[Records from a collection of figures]
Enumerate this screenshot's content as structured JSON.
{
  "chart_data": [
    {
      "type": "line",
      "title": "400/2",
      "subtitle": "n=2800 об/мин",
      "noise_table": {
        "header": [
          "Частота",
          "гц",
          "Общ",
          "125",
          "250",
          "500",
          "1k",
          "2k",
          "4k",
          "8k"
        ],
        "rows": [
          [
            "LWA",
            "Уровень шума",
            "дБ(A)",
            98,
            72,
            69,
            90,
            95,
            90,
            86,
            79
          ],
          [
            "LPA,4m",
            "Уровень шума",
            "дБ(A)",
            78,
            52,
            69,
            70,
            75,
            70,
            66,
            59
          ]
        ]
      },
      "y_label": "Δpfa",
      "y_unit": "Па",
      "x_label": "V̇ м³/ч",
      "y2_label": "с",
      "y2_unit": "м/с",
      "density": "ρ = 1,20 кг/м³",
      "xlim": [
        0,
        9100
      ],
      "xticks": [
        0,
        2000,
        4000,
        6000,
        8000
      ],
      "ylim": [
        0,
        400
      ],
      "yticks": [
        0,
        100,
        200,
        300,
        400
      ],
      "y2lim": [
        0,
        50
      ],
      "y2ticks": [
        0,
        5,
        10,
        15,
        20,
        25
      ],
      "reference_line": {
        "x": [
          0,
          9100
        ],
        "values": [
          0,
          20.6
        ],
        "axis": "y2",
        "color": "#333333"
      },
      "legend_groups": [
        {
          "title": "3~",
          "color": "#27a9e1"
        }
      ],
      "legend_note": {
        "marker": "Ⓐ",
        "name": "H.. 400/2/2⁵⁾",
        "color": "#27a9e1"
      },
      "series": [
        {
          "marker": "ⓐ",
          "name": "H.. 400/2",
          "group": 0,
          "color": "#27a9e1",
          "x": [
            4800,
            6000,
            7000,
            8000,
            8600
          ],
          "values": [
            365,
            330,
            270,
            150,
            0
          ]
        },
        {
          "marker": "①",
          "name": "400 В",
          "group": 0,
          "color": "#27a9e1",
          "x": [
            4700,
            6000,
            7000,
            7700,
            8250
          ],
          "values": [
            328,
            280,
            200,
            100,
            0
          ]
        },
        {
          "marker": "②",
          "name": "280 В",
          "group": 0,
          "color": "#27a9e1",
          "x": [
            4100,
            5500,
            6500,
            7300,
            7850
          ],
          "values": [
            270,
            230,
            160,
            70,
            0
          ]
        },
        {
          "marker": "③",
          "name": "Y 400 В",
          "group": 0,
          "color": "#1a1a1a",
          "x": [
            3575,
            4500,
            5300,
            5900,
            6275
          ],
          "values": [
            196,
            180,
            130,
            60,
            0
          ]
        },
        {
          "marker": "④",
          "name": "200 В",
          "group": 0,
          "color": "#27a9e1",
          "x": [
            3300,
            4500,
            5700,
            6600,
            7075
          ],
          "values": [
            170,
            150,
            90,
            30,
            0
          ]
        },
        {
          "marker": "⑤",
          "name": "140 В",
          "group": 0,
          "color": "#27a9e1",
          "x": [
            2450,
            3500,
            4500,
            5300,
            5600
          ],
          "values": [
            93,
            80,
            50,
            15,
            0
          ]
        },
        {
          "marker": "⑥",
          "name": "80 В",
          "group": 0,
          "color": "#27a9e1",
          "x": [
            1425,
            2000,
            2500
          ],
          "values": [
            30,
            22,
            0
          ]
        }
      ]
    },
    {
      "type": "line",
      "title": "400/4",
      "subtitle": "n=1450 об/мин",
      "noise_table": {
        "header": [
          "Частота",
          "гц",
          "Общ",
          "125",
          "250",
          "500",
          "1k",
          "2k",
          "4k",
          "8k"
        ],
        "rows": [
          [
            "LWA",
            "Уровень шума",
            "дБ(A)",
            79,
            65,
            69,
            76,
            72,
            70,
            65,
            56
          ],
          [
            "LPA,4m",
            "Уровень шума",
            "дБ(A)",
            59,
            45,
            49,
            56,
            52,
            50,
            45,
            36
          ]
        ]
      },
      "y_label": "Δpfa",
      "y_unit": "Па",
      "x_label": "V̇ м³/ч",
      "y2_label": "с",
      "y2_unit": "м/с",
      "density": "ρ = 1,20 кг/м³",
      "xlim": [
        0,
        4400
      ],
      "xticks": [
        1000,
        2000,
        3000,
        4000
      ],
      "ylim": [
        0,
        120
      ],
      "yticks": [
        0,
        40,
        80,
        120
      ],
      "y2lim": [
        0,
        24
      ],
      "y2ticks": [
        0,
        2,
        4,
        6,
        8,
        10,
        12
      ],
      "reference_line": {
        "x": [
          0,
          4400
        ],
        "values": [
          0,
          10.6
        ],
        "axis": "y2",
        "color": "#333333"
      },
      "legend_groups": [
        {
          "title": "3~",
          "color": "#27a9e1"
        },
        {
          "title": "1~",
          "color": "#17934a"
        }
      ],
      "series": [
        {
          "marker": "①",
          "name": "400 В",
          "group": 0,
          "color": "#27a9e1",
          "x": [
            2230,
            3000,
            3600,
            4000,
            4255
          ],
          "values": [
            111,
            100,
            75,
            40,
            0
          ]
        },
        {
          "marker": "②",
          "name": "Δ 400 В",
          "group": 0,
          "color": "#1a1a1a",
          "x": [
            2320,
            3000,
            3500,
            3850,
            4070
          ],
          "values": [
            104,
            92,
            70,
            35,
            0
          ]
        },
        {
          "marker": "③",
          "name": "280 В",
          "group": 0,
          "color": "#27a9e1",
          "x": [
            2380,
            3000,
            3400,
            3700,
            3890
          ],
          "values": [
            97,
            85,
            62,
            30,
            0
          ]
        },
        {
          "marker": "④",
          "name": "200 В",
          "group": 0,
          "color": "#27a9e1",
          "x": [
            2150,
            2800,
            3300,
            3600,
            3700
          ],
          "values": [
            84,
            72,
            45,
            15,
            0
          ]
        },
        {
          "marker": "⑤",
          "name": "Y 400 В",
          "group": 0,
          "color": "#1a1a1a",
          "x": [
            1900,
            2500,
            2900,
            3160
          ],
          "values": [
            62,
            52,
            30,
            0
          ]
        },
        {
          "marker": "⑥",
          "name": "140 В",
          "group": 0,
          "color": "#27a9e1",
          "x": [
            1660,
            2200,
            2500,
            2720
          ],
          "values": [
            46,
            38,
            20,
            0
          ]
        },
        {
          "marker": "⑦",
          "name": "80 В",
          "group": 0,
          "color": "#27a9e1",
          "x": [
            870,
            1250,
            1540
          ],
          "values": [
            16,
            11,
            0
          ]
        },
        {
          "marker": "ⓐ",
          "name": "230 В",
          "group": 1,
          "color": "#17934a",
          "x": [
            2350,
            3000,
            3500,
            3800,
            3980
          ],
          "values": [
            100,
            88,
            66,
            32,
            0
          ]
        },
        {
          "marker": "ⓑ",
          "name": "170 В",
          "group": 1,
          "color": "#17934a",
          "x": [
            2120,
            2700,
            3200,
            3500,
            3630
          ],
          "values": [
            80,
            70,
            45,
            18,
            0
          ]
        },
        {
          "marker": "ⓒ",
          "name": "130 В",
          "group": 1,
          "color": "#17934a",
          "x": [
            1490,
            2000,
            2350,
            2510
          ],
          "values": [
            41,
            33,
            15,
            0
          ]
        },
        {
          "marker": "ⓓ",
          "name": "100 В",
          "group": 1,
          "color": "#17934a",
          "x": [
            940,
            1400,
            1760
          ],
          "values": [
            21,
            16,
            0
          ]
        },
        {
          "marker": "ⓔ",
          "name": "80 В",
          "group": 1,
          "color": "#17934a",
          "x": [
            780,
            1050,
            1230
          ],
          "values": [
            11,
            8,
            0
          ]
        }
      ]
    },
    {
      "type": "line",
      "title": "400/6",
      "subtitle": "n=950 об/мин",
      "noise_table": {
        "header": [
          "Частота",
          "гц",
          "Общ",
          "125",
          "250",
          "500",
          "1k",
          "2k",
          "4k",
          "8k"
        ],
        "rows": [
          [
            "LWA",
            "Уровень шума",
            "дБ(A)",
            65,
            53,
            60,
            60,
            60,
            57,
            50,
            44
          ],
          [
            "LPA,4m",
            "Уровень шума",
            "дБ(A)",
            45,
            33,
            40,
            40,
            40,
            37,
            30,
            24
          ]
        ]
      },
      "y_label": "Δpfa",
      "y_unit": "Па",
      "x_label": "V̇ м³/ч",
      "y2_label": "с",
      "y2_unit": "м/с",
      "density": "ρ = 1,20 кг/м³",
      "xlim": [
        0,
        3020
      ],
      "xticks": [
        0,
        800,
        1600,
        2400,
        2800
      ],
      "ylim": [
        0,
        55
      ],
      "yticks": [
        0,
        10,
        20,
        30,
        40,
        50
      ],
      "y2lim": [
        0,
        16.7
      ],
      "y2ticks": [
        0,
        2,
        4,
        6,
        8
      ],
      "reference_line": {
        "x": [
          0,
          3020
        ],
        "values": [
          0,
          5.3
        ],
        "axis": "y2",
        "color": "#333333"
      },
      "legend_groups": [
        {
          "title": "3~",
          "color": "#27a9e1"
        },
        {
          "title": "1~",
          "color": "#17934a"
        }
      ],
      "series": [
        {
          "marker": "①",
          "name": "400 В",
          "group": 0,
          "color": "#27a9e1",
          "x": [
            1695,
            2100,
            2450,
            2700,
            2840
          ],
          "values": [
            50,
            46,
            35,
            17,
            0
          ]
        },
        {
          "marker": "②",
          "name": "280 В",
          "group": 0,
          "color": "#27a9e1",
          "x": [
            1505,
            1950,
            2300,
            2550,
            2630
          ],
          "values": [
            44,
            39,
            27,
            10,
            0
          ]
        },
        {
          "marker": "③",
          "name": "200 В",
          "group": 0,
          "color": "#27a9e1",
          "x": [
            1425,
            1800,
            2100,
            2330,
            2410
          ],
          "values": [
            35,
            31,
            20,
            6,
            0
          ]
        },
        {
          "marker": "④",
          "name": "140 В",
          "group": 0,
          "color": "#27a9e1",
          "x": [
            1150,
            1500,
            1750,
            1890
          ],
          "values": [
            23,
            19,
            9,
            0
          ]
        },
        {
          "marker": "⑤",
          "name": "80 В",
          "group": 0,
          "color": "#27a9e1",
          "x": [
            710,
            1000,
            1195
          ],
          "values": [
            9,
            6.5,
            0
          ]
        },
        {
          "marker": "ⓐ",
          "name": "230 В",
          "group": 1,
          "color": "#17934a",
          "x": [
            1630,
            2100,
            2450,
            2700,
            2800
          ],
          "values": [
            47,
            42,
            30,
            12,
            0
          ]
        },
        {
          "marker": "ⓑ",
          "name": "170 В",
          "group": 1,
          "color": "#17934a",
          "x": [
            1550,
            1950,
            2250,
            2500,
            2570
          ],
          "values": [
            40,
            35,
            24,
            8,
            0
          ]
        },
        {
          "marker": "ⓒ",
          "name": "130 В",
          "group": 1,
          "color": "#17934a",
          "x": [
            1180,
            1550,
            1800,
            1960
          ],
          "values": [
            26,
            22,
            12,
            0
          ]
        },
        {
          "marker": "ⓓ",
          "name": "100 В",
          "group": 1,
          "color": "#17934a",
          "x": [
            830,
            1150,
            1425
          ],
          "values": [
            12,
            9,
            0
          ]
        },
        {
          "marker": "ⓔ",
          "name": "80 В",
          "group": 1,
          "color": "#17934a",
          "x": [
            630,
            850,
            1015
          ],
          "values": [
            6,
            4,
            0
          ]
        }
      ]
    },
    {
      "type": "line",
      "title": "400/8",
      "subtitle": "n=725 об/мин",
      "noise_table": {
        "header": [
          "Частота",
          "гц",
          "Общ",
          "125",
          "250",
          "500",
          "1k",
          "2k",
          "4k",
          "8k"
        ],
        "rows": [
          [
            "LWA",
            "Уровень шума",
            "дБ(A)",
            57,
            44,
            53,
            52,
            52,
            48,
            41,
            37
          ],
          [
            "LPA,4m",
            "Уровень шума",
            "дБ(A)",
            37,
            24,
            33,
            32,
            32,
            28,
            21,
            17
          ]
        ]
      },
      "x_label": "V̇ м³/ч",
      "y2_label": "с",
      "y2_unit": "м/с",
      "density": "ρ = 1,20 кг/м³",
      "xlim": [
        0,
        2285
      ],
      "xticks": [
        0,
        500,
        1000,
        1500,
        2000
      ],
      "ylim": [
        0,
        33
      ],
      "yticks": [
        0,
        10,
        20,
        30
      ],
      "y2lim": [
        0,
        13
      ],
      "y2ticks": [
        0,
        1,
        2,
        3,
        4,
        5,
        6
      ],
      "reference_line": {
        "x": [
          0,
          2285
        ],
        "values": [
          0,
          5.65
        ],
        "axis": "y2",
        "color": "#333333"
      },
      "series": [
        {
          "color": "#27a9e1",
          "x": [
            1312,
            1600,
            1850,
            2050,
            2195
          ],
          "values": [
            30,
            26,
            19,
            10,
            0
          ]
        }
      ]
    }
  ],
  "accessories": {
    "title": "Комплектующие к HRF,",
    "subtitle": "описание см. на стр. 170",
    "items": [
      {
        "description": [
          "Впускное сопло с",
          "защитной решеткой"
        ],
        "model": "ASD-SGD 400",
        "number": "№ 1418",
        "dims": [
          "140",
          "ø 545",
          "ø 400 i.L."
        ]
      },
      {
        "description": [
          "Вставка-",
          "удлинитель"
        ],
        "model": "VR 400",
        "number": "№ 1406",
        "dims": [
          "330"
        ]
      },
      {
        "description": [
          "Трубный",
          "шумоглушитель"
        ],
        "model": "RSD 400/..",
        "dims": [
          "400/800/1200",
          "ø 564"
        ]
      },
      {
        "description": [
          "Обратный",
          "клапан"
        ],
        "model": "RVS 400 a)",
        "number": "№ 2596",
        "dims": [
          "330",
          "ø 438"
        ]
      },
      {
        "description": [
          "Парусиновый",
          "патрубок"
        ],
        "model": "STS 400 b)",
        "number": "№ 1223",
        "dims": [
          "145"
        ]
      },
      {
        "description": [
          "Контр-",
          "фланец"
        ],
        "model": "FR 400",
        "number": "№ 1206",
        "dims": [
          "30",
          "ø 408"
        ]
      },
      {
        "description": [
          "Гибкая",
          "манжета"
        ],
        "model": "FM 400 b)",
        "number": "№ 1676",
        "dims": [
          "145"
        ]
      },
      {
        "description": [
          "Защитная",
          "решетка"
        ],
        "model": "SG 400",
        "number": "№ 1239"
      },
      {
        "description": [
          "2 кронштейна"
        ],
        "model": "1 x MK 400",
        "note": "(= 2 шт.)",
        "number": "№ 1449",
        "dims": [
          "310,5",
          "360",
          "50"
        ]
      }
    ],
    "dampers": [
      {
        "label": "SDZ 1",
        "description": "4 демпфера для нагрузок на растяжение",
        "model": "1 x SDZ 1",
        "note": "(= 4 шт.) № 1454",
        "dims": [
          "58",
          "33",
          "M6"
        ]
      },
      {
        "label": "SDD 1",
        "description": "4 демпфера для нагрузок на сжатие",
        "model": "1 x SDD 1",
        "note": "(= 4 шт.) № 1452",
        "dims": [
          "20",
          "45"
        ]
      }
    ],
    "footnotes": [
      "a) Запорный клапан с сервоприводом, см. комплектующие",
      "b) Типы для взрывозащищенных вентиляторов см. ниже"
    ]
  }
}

■ REQUEST ■
Pick each line holding the word "клапан" out of the listing.

■ FINISHED EXERCISE ■
          "клапан"
      "a) Запорный клапан с сервоприводом, см. комплектующие",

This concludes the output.